* What to do *
Would you transcribe the whole listing exactly, minus its pictures?

* Material *
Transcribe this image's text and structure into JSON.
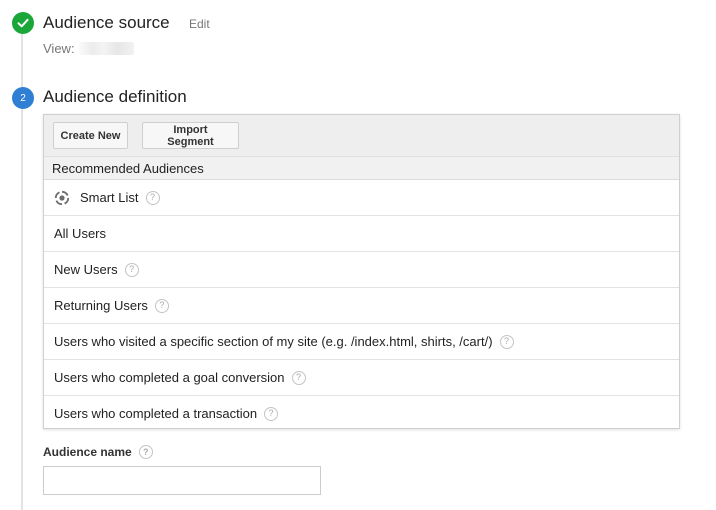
{
  "steps": [
    {
      "status": "complete",
      "icon": "checkmark-icon",
      "title": "Audience source",
      "edit_label": "Edit",
      "view_label": "View:"
    },
    {
      "number": "2",
      "title": "Audience definition"
    }
  ],
  "toolbar": {
    "create_new_label": "Create New",
    "import_segment_label": "Import Segment"
  },
  "recommended": {
    "header": "Recommended Audiences",
    "items": [
      {
        "label": "Smart List",
        "help": true,
        "icon": "smart-list-icon"
      },
      {
        "label": "All Users",
        "help": false
      },
      {
        "label": "New Users",
        "help": true
      },
      {
        "label": "Returning Users",
        "help": true
      },
      {
        "label": "Users who visited a specific section of my site (e.g. /index.html, shirts, /cart/)",
        "help": true
      },
      {
        "label": "Users who completed a goal conversion",
        "help": true
      },
      {
        "label": "Users who completed a transaction",
        "help": true
      }
    ]
  },
  "audience_name": {
    "label": "Audience name",
    "value": "",
    "placeholder": ""
  },
  "help_glyph": "?",
  "colors": {
    "complete_green": "#1ba63a",
    "step_blue": "#2f7fd4",
    "toolbar_bg": "#eeeeee"
  }
}
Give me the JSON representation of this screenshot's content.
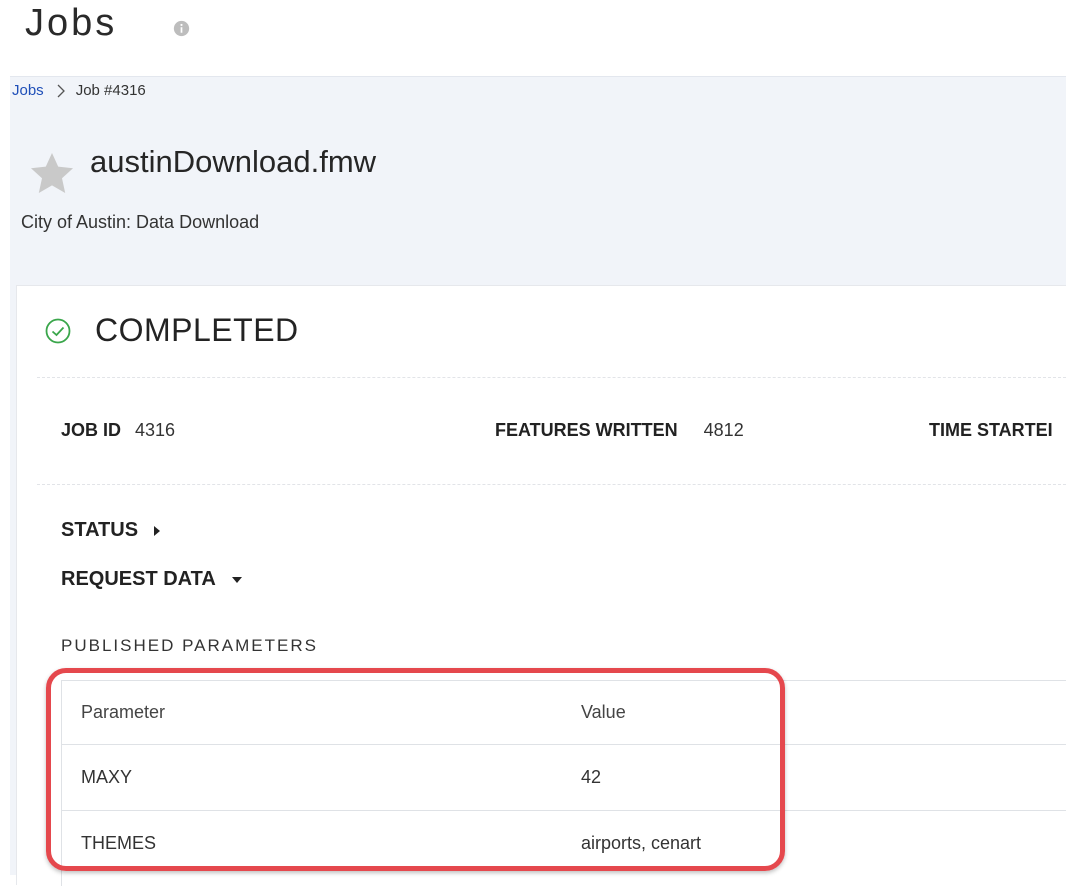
{
  "header": {
    "title": "Jobs",
    "info_icon": "info-icon"
  },
  "breadcrumb": {
    "items": [
      "Jobs",
      "Job #4316"
    ],
    "separator_icon": "chevron-right-icon"
  },
  "workspace": {
    "favorite_icon": "star-icon",
    "name": "austinDownload.fmw",
    "description": "City of Austin: Data Download"
  },
  "job": {
    "status_icon": "check-circle-icon",
    "status": "COMPLETED",
    "status_color": "#3aa64b",
    "summary": [
      {
        "label": "JOB ID",
        "value": "4316"
      },
      {
        "label": "FEATURES WRITTEN",
        "value": "4812"
      },
      {
        "label": "TIME STARTEI",
        "value": ""
      }
    ],
    "sections": [
      {
        "label": "STATUS",
        "icon": "caret-right-icon"
      },
      {
        "label": "REQUEST DATA",
        "icon": "caret-down-icon"
      }
    ]
  },
  "published_parameters": {
    "heading": "PUBLISHED PARAMETERS",
    "columns": [
      "Parameter",
      "Value"
    ],
    "rows": [
      {
        "parameter": "MAXY",
        "value": "42"
      },
      {
        "parameter": "THEMES",
        "value": "airports, cenart"
      }
    ]
  },
  "colors": {
    "accent_link": "#1f4fb8",
    "highlight": "#e5484d",
    "content_bg": "#f1f4f9"
  }
}
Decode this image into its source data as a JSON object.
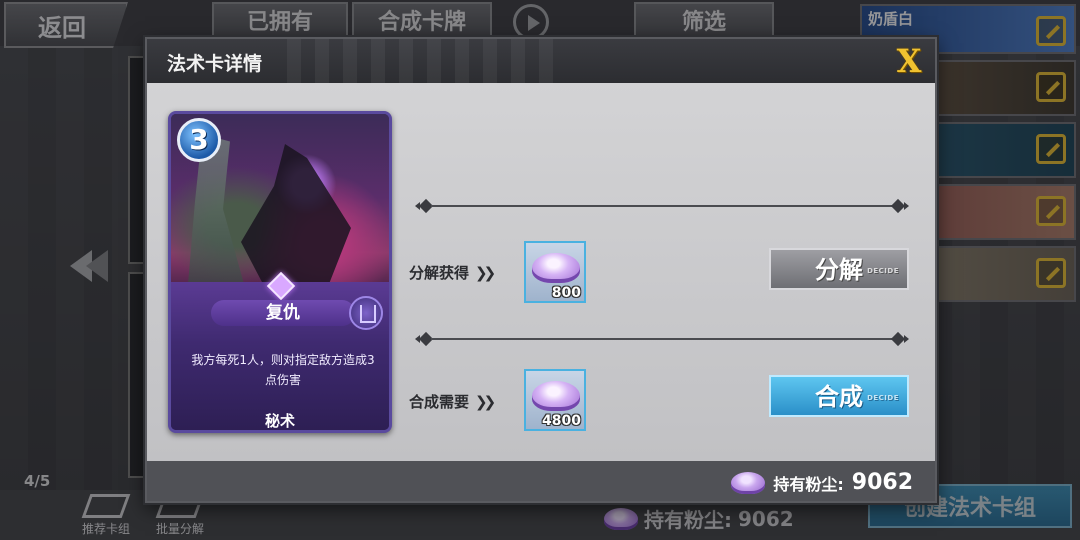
{
  "background": {
    "back_label": "返回",
    "tabs": {
      "owned": "已拥有",
      "compose": "合成卡牌",
      "filter": "筛选"
    },
    "decks": [
      {
        "name": "奶盾白"
      },
      {
        "name": ""
      },
      {
        "name": ""
      },
      {
        "name": ""
      },
      {
        "name": ""
      }
    ],
    "page_indicator": "4/5",
    "bottom": {
      "recommended_label": "推荐卡组",
      "batch_decompose_label": "批量分解",
      "dust_label": "持有粉尘:",
      "dust_value": "9062",
      "create_deck_label": "创建法术卡组"
    }
  },
  "modal": {
    "title": "法术卡详情",
    "close_label": "X",
    "card": {
      "cost": "3",
      "name": "复仇",
      "description": "我方每死1人，则对指定敌方造成3点伤害",
      "kind": "秘术"
    },
    "decompose": {
      "label": "分解获得",
      "amount": "800",
      "button_label": "分解",
      "button_tag": "DECIDE"
    },
    "compose": {
      "label": "合成需要",
      "amount": "4800",
      "button_label": "合成",
      "button_tag": "DECIDE"
    },
    "footer": {
      "dust_label": "持有粉尘:",
      "dust_value": "9062"
    }
  },
  "colors": {
    "compose_button": "#3aa6dc",
    "close_x": "#f0c230",
    "card_frame": "#5a4a9e"
  }
}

* Answer below *
Transcribe this image's text and structure into JSON.
{
  "steps": [
    {
      "status": "complete",
      "icon": "checkmark-icon",
      "title": "Audience source",
      "edit_label": "Edit",
      "view_label": "View:"
    },
    {
      "number": "2",
      "title": "Audience definition"
    }
  ],
  "toolbar": {
    "create_new_label": "Create New",
    "import_segment_label": "Import Segment"
  },
  "recommended": {
    "header": "Recommended Audiences",
    "items": [
      {
        "label": "Smart List",
        "help": true,
        "icon": "smart-list-icon"
      },
      {
        "label": "All Users",
        "help": false
      },
      {
        "label": "New Users",
        "help": true
      },
      {
        "label": "Returning Users",
        "help": true
      },
      {
        "label": "Users who visited a specific section of my site (e.g. /index.html, shirts, /cart/)",
        "help": true
      },
      {
        "label": "Users who completed a goal conversion",
        "help": true
      },
      {
        "label": "Users who completed a transaction",
        "help": true
      }
    ]
  },
  "audience_name": {
    "label": "Audience name",
    "value": "",
    "placeholder": ""
  },
  "help_glyph": "?",
  "colors": {
    "complete_green": "#1ba63a",
    "step_blue": "#2f7fd4",
    "toolbar_bg": "#eeeeee"
  }
}
Give me the JSON representation of this screenshot's content.
{
  "header": {
    "title": "Jobs",
    "info_icon": "info-icon"
  },
  "breadcrumb": {
    "items": [
      "Jobs",
      "Job #4316"
    ],
    "separator_icon": "chevron-right-icon"
  },
  "workspace": {
    "favorite_icon": "star-icon",
    "name": "austinDownload.fmw",
    "description": "City of Austin: Data Download"
  },
  "job": {
    "status_icon": "check-circle-icon",
    "status": "COMPLETED",
    "status_color": "#3aa64b",
    "summary": [
      {
        "label": "JOB ID",
        "value": "4316"
      },
      {
        "label": "FEATURES WRITTEN",
        "value": "4812"
      },
      {
        "label": "TIME STARTEI",
        "value": ""
      }
    ],
    "sections": [
      {
        "label": "STATUS",
        "icon": "caret-right-icon"
      },
      {
        "label": "REQUEST DATA",
        "icon": "caret-down-icon"
      }
    ]
  },
  "published_parameters": {
    "heading": "PUBLISHED PARAMETERS",
    "columns": [
      "Parameter",
      "Value"
    ],
    "rows": [
      {
        "parameter": "MAXY",
        "value": "42"
      },
      {
        "parameter": "THEMES",
        "value": "airports, cenart"
      }
    ]
  },
  "colors": {
    "accent_link": "#1f4fb8",
    "highlight": "#e5484d",
    "content_bg": "#f1f4f9"
  }
}
Decode this image into its source data as a JSON object.
{
  "background": {
    "back_label": "返回",
    "tabs": {
      "owned": "已拥有",
      "compose": "合成卡牌",
      "filter": "筛选"
    },
    "decks": [
      {
        "name": "奶盾白"
      },
      {
        "name": ""
      },
      {
        "name": ""
      },
      {
        "name": ""
      },
      {
        "name": ""
      }
    ],
    "page_indicator": "4/5",
    "bottom": {
      "recommended_label": "推荐卡组",
      "batch_decompose_label": "批量分解",
      "dust_label": "持有粉尘:",
      "dust_value": "9062",
      "create_deck_label": "创建法术卡组"
    }
  },
  "modal": {
    "title": "法术卡详情",
    "close_label": "X",
    "card": {
      "cost": "3",
      "name": "复仇",
      "description": "我方每死1人，则对指定敌方造成3点伤害",
      "kind": "秘术"
    },
    "decompose": {
      "label": "分解获得",
      "amount": "800",
      "button_label": "分解",
      "button_tag": "DECIDE"
    },
    "compose": {
      "label": "合成需要",
      "amount": "4800",
      "button_label": "合成",
      "button_tag": "DECIDE"
    },
    "footer": {
      "dust_label": "持有粉尘:",
      "dust_value": "9062"
    }
  },
  "colors": {
    "compose_button": "#3aa6dc",
    "close_x": "#f0c230",
    "card_frame": "#5a4a9e"
  }
}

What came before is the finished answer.